**What is asked:** All of the data should be repeated exactly; pictures are not part of the copy.

**Data provided:**

──────────────────────────────

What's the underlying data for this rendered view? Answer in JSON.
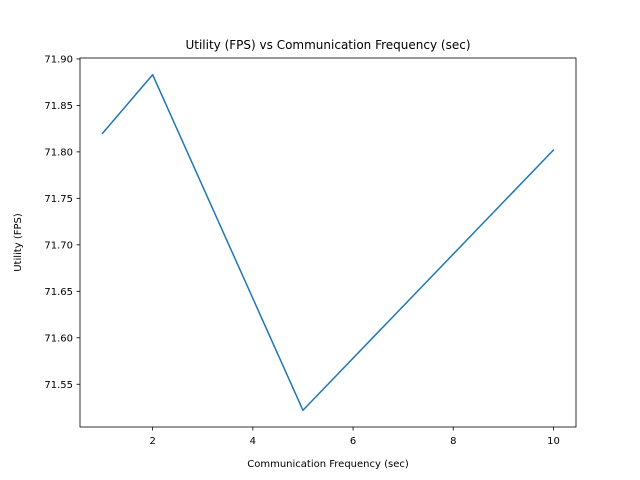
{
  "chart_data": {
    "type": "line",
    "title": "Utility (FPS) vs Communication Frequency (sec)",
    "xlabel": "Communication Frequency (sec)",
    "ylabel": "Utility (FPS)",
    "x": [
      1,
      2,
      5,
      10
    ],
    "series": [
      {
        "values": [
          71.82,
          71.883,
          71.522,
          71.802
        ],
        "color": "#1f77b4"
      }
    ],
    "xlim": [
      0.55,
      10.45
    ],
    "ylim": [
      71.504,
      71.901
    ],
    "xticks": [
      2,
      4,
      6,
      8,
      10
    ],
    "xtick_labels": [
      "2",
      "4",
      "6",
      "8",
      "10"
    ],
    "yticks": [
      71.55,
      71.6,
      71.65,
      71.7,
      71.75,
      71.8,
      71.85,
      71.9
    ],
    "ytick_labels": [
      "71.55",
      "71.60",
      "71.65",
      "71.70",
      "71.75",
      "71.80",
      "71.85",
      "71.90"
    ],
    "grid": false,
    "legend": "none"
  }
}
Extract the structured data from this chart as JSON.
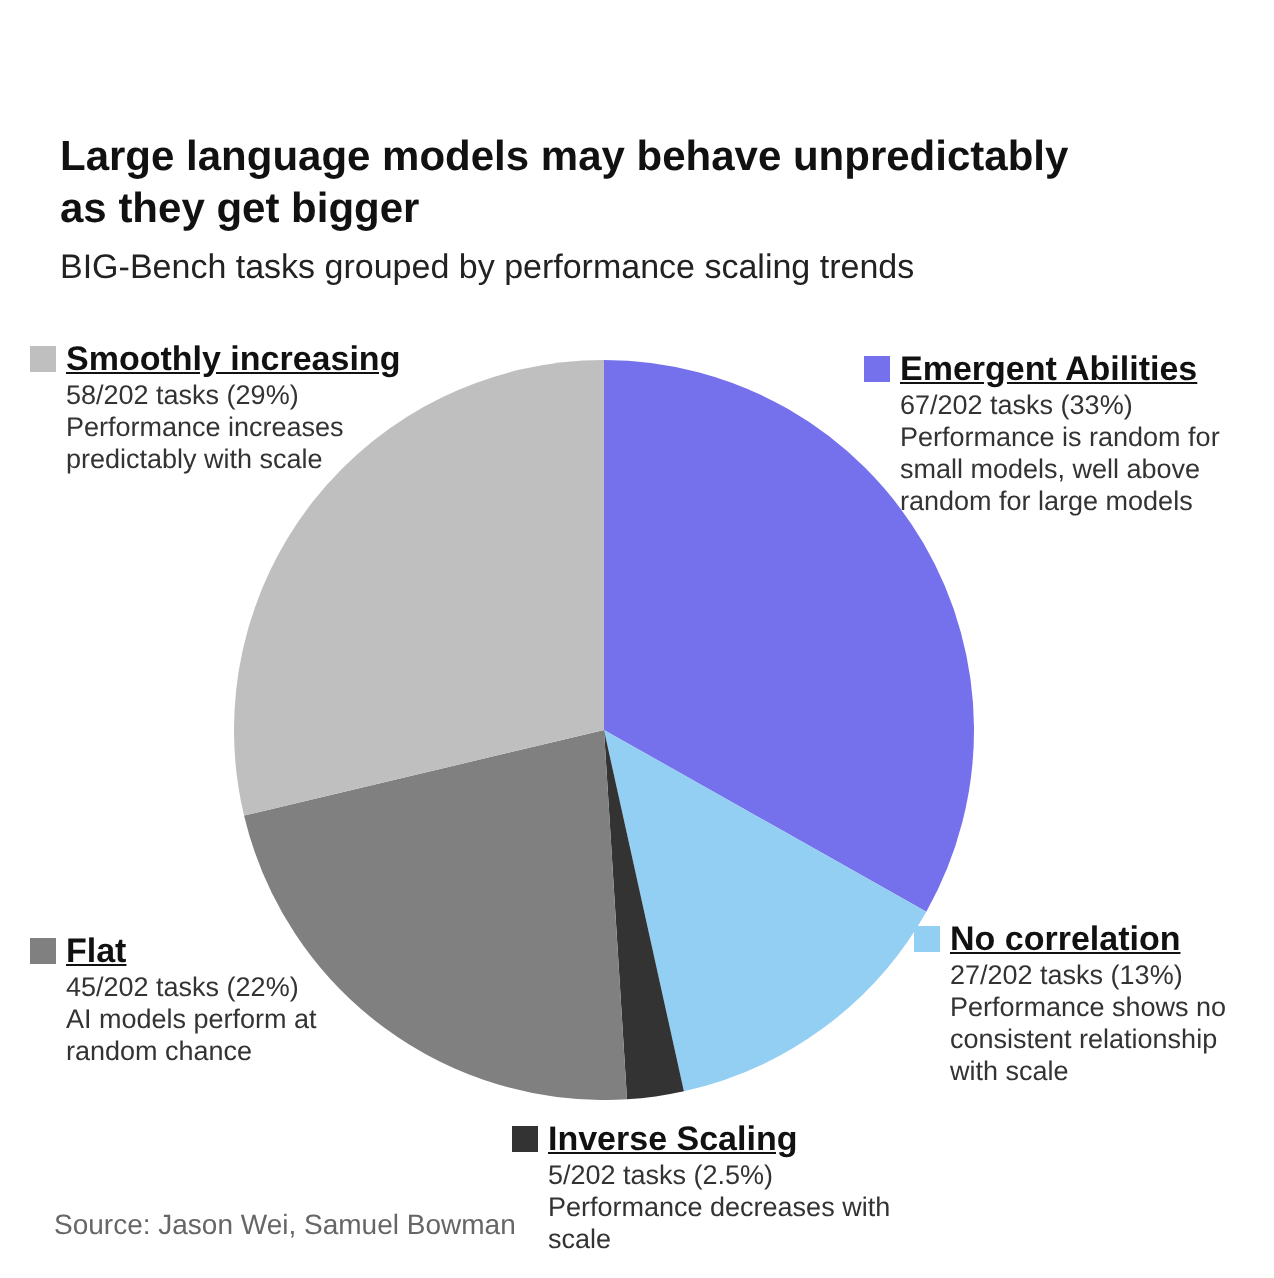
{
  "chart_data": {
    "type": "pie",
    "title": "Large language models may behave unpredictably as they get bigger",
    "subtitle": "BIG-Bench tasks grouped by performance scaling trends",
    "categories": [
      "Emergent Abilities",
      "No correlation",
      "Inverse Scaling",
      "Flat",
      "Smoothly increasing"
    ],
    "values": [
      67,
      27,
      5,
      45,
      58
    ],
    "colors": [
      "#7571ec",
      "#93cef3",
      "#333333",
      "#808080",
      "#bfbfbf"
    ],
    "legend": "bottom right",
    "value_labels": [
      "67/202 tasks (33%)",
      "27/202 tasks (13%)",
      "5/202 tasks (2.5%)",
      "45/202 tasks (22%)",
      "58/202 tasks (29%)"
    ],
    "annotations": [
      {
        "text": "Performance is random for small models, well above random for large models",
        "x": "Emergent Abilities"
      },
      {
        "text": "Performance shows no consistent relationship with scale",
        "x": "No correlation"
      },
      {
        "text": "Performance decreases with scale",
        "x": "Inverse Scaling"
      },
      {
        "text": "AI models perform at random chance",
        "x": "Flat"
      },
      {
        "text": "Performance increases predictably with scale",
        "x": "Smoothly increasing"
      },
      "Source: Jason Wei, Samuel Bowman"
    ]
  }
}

──────────────────────────────

**The reply:**
What's the underlying data for this rendered view? Answer in JSON.
{
  "chart_data": {
    "type": "line",
    "title": "Utility (FPS) vs Communication Frequency (sec)",
    "xlabel": "Communication Frequency (sec)",
    "ylabel": "Utility (FPS)",
    "x": [
      1,
      2,
      5,
      10
    ],
    "series": [
      {
        "values": [
          71.82,
          71.883,
          71.522,
          71.802
        ],
        "color": "#1f77b4"
      }
    ],
    "xlim": [
      0.55,
      10.45
    ],
    "ylim": [
      71.504,
      71.901
    ],
    "xticks": [
      2,
      4,
      6,
      8,
      10
    ],
    "xtick_labels": [
      "2",
      "4",
      "6",
      "8",
      "10"
    ],
    "yticks": [
      71.55,
      71.6,
      71.65,
      71.7,
      71.75,
      71.8,
      71.85,
      71.9
    ],
    "ytick_labels": [
      "71.55",
      "71.60",
      "71.65",
      "71.70",
      "71.75",
      "71.80",
      "71.85",
      "71.90"
    ],
    "grid": false,
    "legend": "none"
  }
}
Extract the structured data from this chart as JSON.
{
  "chart_data": {
    "type": "pie",
    "title": "Large language models may behave unpredictably as they get bigger",
    "subtitle": "BIG-Bench tasks grouped by performance scaling trends",
    "categories": [
      "Emergent Abilities",
      "No correlation",
      "Inverse Scaling",
      "Flat",
      "Smoothly increasing"
    ],
    "values": [
      67,
      27,
      5,
      45,
      58
    ],
    "colors": [
      "#7571ec",
      "#93cef3",
      "#333333",
      "#808080",
      "#bfbfbf"
    ],
    "legend": "bottom right",
    "value_labels": [
      "67/202 tasks (33%)",
      "27/202 tasks (13%)",
      "5/202 tasks (2.5%)",
      "45/202 tasks (22%)",
      "58/202 tasks (29%)"
    ],
    "annotations": [
      {
        "text": "Performance is random for small models, well above random for large models",
        "x": "Emergent Abilities"
      },
      {
        "text": "Performance shows no consistent relationship with scale",
        "x": "No correlation"
      },
      {
        "text": "Performance decreases with scale",
        "x": "Inverse Scaling"
      },
      {
        "text": "AI models perform at random chance",
        "x": "Flat"
      },
      {
        "text": "Performance increases predictably with scale",
        "x": "Smoothly increasing"
      },
      "Source: Jason Wei, Samuel Bowman"
    ]
  }
}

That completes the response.